** Begin **
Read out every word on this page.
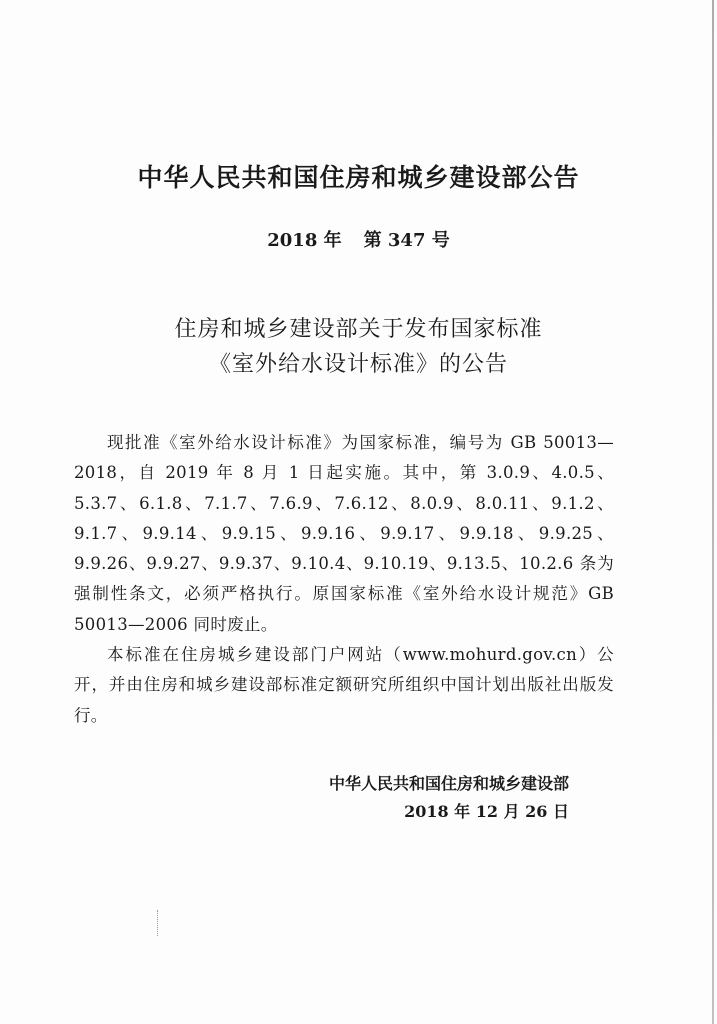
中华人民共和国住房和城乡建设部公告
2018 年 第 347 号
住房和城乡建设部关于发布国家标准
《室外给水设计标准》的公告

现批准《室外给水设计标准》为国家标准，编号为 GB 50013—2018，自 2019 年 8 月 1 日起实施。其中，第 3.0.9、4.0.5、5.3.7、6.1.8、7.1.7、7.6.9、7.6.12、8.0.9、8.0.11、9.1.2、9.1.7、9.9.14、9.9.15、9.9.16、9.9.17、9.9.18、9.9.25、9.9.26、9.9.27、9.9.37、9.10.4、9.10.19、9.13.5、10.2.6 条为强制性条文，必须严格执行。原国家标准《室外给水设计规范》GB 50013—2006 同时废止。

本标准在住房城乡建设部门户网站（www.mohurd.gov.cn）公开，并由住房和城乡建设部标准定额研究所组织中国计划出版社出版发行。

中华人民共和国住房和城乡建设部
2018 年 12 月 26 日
** End **
** Begin **
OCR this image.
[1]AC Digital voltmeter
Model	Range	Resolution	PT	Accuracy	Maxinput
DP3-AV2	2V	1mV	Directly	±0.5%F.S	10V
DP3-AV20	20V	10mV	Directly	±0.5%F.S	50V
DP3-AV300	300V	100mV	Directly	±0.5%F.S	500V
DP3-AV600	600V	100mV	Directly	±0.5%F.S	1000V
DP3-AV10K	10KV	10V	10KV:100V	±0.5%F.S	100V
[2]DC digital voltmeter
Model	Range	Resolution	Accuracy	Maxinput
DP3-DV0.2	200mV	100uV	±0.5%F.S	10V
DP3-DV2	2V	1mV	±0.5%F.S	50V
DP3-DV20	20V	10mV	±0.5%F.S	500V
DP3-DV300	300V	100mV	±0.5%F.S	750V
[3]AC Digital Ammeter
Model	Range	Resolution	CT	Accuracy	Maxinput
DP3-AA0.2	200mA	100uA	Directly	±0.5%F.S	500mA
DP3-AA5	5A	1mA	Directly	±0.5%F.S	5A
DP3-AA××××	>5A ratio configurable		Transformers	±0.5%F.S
** End **
REQUIRED WORK:
Among the records above, how many lines carry the string "voltmeter"? Reply with the number alone.

EXERCISE RESULT:
2